- _Task details_: Output all records precisely as written.

(Records excerpted from a collection)

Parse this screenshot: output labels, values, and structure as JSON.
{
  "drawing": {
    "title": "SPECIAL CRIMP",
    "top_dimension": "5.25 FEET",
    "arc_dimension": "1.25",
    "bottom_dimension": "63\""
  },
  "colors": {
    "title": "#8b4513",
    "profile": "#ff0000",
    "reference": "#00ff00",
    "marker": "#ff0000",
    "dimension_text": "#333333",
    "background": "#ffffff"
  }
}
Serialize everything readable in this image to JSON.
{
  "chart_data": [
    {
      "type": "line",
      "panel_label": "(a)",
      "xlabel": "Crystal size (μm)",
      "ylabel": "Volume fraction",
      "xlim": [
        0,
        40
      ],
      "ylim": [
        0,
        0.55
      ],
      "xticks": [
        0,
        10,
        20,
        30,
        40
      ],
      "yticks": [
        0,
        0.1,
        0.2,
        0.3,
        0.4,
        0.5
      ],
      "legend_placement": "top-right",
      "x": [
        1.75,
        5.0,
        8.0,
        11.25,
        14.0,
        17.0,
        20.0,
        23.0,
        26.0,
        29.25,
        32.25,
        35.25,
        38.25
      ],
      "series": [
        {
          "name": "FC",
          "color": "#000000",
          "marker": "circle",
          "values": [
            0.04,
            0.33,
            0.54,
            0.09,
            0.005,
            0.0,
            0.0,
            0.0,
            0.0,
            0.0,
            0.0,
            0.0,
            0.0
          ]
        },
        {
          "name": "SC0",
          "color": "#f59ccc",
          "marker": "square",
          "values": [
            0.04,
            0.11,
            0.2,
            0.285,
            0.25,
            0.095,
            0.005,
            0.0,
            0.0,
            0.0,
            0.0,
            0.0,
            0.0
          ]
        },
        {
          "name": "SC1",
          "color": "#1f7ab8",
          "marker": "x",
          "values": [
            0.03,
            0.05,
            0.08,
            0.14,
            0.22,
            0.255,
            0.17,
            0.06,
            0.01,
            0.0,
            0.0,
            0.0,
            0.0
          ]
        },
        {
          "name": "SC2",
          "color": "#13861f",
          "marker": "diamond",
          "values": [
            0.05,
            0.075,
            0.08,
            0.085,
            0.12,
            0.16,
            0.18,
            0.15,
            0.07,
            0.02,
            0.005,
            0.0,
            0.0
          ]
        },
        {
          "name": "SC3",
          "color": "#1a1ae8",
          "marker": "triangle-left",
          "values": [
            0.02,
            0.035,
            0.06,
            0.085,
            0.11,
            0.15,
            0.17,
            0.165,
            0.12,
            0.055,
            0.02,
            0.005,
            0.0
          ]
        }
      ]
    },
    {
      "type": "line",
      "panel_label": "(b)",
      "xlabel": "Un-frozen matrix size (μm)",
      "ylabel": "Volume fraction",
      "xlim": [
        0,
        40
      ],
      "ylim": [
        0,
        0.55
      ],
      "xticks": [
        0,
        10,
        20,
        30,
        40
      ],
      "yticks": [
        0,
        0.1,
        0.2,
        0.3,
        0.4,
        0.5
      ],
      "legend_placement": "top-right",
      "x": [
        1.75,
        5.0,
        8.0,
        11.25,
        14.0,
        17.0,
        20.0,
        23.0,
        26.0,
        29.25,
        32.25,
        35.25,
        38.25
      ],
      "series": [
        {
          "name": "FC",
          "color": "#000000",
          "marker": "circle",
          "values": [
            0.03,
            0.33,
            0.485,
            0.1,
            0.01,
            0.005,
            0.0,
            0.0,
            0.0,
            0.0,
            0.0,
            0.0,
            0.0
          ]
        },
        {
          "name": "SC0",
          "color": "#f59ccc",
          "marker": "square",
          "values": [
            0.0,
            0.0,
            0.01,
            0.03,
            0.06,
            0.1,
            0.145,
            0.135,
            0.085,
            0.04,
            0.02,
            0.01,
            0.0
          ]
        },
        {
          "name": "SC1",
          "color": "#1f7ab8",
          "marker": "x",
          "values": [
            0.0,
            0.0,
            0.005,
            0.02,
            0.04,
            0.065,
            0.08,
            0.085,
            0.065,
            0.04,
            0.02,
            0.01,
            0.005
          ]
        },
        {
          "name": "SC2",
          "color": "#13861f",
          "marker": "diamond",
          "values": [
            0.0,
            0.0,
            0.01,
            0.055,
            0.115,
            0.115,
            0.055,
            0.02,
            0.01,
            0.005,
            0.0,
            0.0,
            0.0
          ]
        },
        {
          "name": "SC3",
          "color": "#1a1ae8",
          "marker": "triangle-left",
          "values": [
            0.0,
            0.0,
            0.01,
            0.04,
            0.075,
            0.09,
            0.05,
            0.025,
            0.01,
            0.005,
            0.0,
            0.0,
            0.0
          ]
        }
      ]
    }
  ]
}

- _Written response_:
Parse this screenshot: output labels, values, and structure as JSON.
{
  "drawing": {
    "title": "SPECIAL CRIMP",
    "top_dimension": "5.25 FEET",
    "arc_dimension": "1.25",
    "bottom_dimension": "63\""
  },
  "colors": {
    "title": "#8b4513",
    "profile": "#ff0000",
    "reference": "#00ff00",
    "marker": "#ff0000",
    "dimension_text": "#333333",
    "background": "#ffffff"
  }
}
Serialize everything readable in this image to JSON.
{
  "chart_data": [
    {
      "type": "line",
      "panel_label": "(a)",
      "xlabel": "Crystal size (μm)",
      "ylabel": "Volume fraction",
      "xlim": [
        0,
        40
      ],
      "ylim": [
        0,
        0.55
      ],
      "xticks": [
        0,
        10,
        20,
        30,
        40
      ],
      "yticks": [
        0,
        0.1,
        0.2,
        0.3,
        0.4,
        0.5
      ],
      "legend_placement": "top-right",
      "x": [
        1.75,
        5.0,
        8.0,
        11.25,
        14.0,
        17.0,
        20.0,
        23.0,
        26.0,
        29.25,
        32.25,
        35.25,
        38.25
      ],
      "series": [
        {
          "name": "FC",
          "color": "#000000",
          "marker": "circle",
          "values": [
            0.04,
            0.33,
            0.54,
            0.09,
            0.005,
            0.0,
            0.0,
            0.0,
            0.0,
            0.0,
            0.0,
            0.0,
            0.0
          ]
        },
        {
          "name": "SC0",
          "color": "#f59ccc",
          "marker": "square",
          "values": [
            0.04,
            0.11,
            0.2,
            0.285,
            0.25,
            0.095,
            0.005,
            0.0,
            0.0,
            0.0,
            0.0,
            0.0,
            0.0
          ]
        },
        {
          "name": "SC1",
          "color": "#1f7ab8",
          "marker": "x",
          "values": [
            0.03,
            0.05,
            0.08,
            0.14,
            0.22,
            0.255,
            0.17,
            0.06,
            0.01,
            0.0,
            0.0,
            0.0,
            0.0
          ]
        },
        {
          "name": "SC2",
          "color": "#13861f",
          "marker": "diamond",
          "values": [
            0.05,
            0.075,
            0.08,
            0.085,
            0.12,
            0.16,
            0.18,
            0.15,
            0.07,
            0.02,
            0.005,
            0.0,
            0.0
          ]
        },
        {
          "name": "SC3",
          "color": "#1a1ae8",
          "marker": "triangle-left",
          "values": [
            0.02,
            0.035,
            0.06,
            0.085,
            0.11,
            0.15,
            0.17,
            0.165,
            0.12,
            0.055,
            0.02,
            0.005,
            0.0
          ]
        }
      ]
    },
    {
      "type": "line",
      "panel_label": "(b)",
      "xlabel": "Un-frozen matrix size (μm)",
      "ylabel": "Volume fraction",
      "xlim": [
        0,
        40
      ],
      "ylim": [
        0,
        0.55
      ],
      "xticks": [
        0,
        10,
        20,
        30,
        40
      ],
      "yticks": [
        0,
        0.1,
        0.2,
        0.3,
        0.4,
        0.5
      ],
      "legend_placement": "top-right",
      "x": [
        1.75,
        5.0,
        8.0,
        11.25,
        14.0,
        17.0,
        20.0,
        23.0,
        26.0,
        29.25,
        32.25,
        35.25,
        38.25
      ],
      "series": [
        {
          "name": "FC",
          "color": "#000000",
          "marker": "circle",
          "values": [
            0.03,
            0.33,
            0.485,
            0.1,
            0.01,
            0.005,
            0.0,
            0.0,
            0.0,
            0.0,
            0.0,
            0.0,
            0.0
          ]
        },
        {
          "name": "SC0",
          "color": "#f59ccc",
          "marker": "square",
          "values": [
            0.0,
            0.0,
            0.01,
            0.03,
            0.06,
            0.1,
            0.145,
            0.135,
            0.085,
            0.04,
            0.02,
            0.01,
            0.0
          ]
        },
        {
          "name": "SC1",
          "color": "#1f7ab8",
          "marker": "x",
          "values": [
            0.0,
            0.0,
            0.005,
            0.02,
            0.04,
            0.065,
            0.08,
            0.085,
            0.065,
            0.04,
            0.02,
            0.01,
            0.005
          ]
        },
        {
          "name": "SC2",
          "color": "#13861f",
          "marker": "diamond",
          "values": [
            0.0,
            0.0,
            0.01,
            0.055,
            0.115,
            0.115,
            0.055,
            0.02,
            0.01,
            0.005,
            0.0,
            0.0,
            0.0
          ]
        },
        {
          "name": "SC3",
          "color": "#1a1ae8",
          "marker": "triangle-left",
          "values": [
            0.0,
            0.0,
            0.01,
            0.04,
            0.075,
            0.09,
            0.05,
            0.025,
            0.01,
            0.005,
            0.0,
            0.0,
            0.0
          ]
        }
      ]
    }
  ]
}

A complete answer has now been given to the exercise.